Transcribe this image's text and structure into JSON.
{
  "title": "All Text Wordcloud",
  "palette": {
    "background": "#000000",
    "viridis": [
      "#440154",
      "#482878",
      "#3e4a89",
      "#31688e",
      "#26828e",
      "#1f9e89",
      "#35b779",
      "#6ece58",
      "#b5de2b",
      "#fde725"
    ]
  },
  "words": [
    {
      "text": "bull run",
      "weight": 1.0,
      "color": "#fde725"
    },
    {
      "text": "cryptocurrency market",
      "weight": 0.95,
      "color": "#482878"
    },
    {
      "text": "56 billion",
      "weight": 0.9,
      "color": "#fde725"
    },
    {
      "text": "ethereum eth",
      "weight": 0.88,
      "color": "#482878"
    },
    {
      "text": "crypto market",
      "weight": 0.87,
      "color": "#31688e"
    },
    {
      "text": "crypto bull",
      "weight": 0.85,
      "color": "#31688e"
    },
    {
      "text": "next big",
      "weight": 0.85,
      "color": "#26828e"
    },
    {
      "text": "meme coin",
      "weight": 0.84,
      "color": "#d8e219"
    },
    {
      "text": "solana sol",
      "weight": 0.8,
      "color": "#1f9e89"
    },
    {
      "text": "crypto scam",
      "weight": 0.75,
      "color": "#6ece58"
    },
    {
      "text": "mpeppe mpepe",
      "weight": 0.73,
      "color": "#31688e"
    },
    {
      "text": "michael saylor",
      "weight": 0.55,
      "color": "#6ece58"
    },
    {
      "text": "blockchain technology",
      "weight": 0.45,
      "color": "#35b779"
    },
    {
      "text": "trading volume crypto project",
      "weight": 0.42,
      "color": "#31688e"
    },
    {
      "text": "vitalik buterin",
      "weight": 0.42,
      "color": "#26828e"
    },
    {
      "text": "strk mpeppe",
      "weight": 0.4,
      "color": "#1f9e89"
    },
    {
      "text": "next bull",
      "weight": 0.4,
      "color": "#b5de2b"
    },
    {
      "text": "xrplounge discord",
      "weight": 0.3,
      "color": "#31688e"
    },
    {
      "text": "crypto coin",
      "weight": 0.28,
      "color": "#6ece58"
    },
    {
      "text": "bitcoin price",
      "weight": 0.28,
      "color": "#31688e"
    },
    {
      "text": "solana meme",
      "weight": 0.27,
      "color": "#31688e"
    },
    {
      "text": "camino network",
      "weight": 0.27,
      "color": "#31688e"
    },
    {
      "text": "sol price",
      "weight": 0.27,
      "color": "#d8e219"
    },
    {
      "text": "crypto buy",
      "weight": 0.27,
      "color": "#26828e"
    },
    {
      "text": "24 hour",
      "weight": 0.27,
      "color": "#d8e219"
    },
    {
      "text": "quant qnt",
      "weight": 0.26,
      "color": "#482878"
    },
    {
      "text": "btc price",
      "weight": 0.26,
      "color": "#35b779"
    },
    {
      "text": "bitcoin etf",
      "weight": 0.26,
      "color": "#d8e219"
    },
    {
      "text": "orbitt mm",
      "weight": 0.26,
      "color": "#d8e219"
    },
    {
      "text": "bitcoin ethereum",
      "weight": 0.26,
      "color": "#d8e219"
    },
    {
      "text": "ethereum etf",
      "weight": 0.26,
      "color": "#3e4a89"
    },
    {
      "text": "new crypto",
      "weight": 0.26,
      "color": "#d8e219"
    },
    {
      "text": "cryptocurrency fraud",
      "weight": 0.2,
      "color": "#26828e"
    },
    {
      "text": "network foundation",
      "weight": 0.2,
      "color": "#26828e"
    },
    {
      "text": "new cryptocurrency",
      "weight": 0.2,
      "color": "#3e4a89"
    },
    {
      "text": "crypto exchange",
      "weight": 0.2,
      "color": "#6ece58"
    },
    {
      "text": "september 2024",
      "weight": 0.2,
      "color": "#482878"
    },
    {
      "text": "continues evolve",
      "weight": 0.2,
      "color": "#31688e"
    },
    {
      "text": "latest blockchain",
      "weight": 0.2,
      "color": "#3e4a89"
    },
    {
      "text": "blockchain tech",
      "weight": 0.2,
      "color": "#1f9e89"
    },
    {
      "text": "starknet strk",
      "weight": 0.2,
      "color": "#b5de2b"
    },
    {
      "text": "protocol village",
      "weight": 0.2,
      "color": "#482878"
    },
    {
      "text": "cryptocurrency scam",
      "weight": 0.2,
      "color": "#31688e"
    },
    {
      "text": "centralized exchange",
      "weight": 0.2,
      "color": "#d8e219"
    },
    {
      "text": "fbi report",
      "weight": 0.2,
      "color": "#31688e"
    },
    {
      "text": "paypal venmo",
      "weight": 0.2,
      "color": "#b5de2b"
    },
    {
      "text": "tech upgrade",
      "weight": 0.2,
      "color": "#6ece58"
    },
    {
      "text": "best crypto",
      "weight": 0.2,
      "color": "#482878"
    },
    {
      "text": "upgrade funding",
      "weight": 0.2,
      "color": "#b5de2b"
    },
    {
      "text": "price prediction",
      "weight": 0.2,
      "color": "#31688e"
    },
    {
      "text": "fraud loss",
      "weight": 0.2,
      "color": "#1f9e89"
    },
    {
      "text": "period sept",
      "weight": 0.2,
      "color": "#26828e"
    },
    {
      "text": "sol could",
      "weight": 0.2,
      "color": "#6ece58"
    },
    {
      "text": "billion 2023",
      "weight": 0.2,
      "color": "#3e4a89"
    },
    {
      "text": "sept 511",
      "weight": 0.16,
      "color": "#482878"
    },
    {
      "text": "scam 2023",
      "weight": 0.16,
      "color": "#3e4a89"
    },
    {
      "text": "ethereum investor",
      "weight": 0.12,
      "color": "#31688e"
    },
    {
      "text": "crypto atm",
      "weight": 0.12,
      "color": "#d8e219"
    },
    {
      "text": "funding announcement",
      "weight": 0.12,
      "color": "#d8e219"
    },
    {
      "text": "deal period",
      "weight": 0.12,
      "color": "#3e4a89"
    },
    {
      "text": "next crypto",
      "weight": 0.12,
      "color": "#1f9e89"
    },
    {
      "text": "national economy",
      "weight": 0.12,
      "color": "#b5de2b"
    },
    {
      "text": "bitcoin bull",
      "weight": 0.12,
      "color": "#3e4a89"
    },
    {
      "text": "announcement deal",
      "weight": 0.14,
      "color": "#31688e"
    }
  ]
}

────────────────────────────────────────

• GIVEN TASK
Print the listing above in full, exactly as it is.

• TASK RESULT
Transcribe this image's text and structure into JSON.
{
  "title": "All Text Wordcloud",
  "palette": {
    "background": "#000000",
    "viridis": [
      "#440154",
      "#482878",
      "#3e4a89",
      "#31688e",
      "#26828e",
      "#1f9e89",
      "#35b779",
      "#6ece58",
      "#b5de2b",
      "#fde725"
    ]
  },
  "words": [
    {
      "text": "bull run",
      "weight": 1.0,
      "color": "#fde725"
    },
    {
      "text": "cryptocurrency market",
      "weight": 0.95,
      "color": "#482878"
    },
    {
      "text": "56 billion",
      "weight": 0.9,
      "color": "#fde725"
    },
    {
      "text": "ethereum eth",
      "weight": 0.88,
      "color": "#482878"
    },
    {
      "text": "crypto market",
      "weight": 0.87,
      "color": "#31688e"
    },
    {
      "text": "crypto bull",
      "weight": 0.85,
      "color": "#31688e"
    },
    {
      "text": "next big",
      "weight": 0.85,
      "color": "#26828e"
    },
    {
      "text": "meme coin",
      "weight": 0.84,
      "color": "#d8e219"
    },
    {
      "text": "solana sol",
      "weight": 0.8,
      "color": "#1f9e89"
    },
    {
      "text": "crypto scam",
      "weight": 0.75,
      "color": "#6ece58"
    },
    {
      "text": "mpeppe mpepe",
      "weight": 0.73,
      "color": "#31688e"
    },
    {
      "text": "michael saylor",
      "weight": 0.55,
      "color": "#6ece58"
    },
    {
      "text": "blockchain technology",
      "weight": 0.45,
      "color": "#35b779"
    },
    {
      "text": "trading volume crypto project",
      "weight": 0.42,
      "color": "#31688e"
    },
    {
      "text": "vitalik buterin",
      "weight": 0.42,
      "color": "#26828e"
    },
    {
      "text": "strk mpeppe",
      "weight": 0.4,
      "color": "#1f9e89"
    },
    {
      "text": "next bull",
      "weight": 0.4,
      "color": "#b5de2b"
    },
    {
      "text": "xrplounge discord",
      "weight": 0.3,
      "color": "#31688e"
    },
    {
      "text": "crypto coin",
      "weight": 0.28,
      "color": "#6ece58"
    },
    {
      "text": "bitcoin price",
      "weight": 0.28,
      "color": "#31688e"
    },
    {
      "text": "solana meme",
      "weight": 0.27,
      "color": "#31688e"
    },
    {
      "text": "camino network",
      "weight": 0.27,
      "color": "#31688e"
    },
    {
      "text": "sol price",
      "weight": 0.27,
      "color": "#d8e219"
    },
    {
      "text": "crypto buy",
      "weight": 0.27,
      "color": "#26828e"
    },
    {
      "text": "24 hour",
      "weight": 0.27,
      "color": "#d8e219"
    },
    {
      "text": "quant qnt",
      "weight": 0.26,
      "color": "#482878"
    },
    {
      "text": "btc price",
      "weight": 0.26,
      "color": "#35b779"
    },
    {
      "text": "bitcoin etf",
      "weight": 0.26,
      "color": "#d8e219"
    },
    {
      "text": "orbitt mm",
      "weight": 0.26,
      "color": "#d8e219"
    },
    {
      "text": "bitcoin ethereum",
      "weight": 0.26,
      "color": "#d8e219"
    },
    {
      "text": "ethereum etf",
      "weight": 0.26,
      "color": "#3e4a89"
    },
    {
      "text": "new crypto",
      "weight": 0.26,
      "color": "#d8e219"
    },
    {
      "text": "cryptocurrency fraud",
      "weight": 0.2,
      "color": "#26828e"
    },
    {
      "text": "network foundation",
      "weight": 0.2,
      "color": "#26828e"
    },
    {
      "text": "new cryptocurrency",
      "weight": 0.2,
      "color": "#3e4a89"
    },
    {
      "text": "crypto exchange",
      "weight": 0.2,
      "color": "#6ece58"
    },
    {
      "text": "september 2024",
      "weight": 0.2,
      "color": "#482878"
    },
    {
      "text": "continues evolve",
      "weight": 0.2,
      "color": "#31688e"
    },
    {
      "text": "latest blockchain",
      "weight": 0.2,
      "color": "#3e4a89"
    },
    {
      "text": "blockchain tech",
      "weight": 0.2,
      "color": "#1f9e89"
    },
    {
      "text": "starknet strk",
      "weight": 0.2,
      "color": "#b5de2b"
    },
    {
      "text": "protocol village",
      "weight": 0.2,
      "color": "#482878"
    },
    {
      "text": "cryptocurrency scam",
      "weight": 0.2,
      "color": "#31688e"
    },
    {
      "text": "centralized exchange",
      "weight": 0.2,
      "color": "#d8e219"
    },
    {
      "text": "fbi report",
      "weight": 0.2,
      "color": "#31688e"
    },
    {
      "text": "paypal venmo",
      "weight": 0.2,
      "color": "#b5de2b"
    },
    {
      "text": "tech upgrade",
      "weight": 0.2,
      "color": "#6ece58"
    },
    {
      "text": "best crypto",
      "weight": 0.2,
      "color": "#482878"
    },
    {
      "text": "upgrade funding",
      "weight": 0.2,
      "color": "#b5de2b"
    },
    {
      "text": "price prediction",
      "weight": 0.2,
      "color": "#31688e"
    },
    {
      "text": "fraud loss",
      "weight": 0.2,
      "color": "#1f9e89"
    },
    {
      "text": "period sept",
      "weight": 0.2,
      "color": "#26828e"
    },
    {
      "text": "sol could",
      "weight": 0.2,
      "color": "#6ece58"
    },
    {
      "text": "billion 2023",
      "weight": 0.2,
      "color": "#3e4a89"
    },
    {
      "text": "sept 511",
      "weight": 0.16,
      "color": "#482878"
    },
    {
      "text": "scam 2023",
      "weight": 0.16,
      "color": "#3e4a89"
    },
    {
      "text": "ethereum investor",
      "weight": 0.12,
      "color": "#31688e"
    },
    {
      "text": "crypto atm",
      "weight": 0.12,
      "color": "#d8e219"
    },
    {
      "text": "funding announcement",
      "weight": 0.12,
      "color": "#d8e219"
    },
    {
      "text": "deal period",
      "weight": 0.12,
      "color": "#3e4a89"
    },
    {
      "text": "next crypto",
      "weight": 0.12,
      "color": "#1f9e89"
    },
    {
      "text": "national economy",
      "weight": 0.12,
      "color": "#b5de2b"
    },
    {
      "text": "bitcoin bull",
      "weight": 0.12,
      "color": "#3e4a89"
    },
    {
      "text": "announcement deal",
      "weight": 0.14,
      "color": "#31688e"
    }
  ]
}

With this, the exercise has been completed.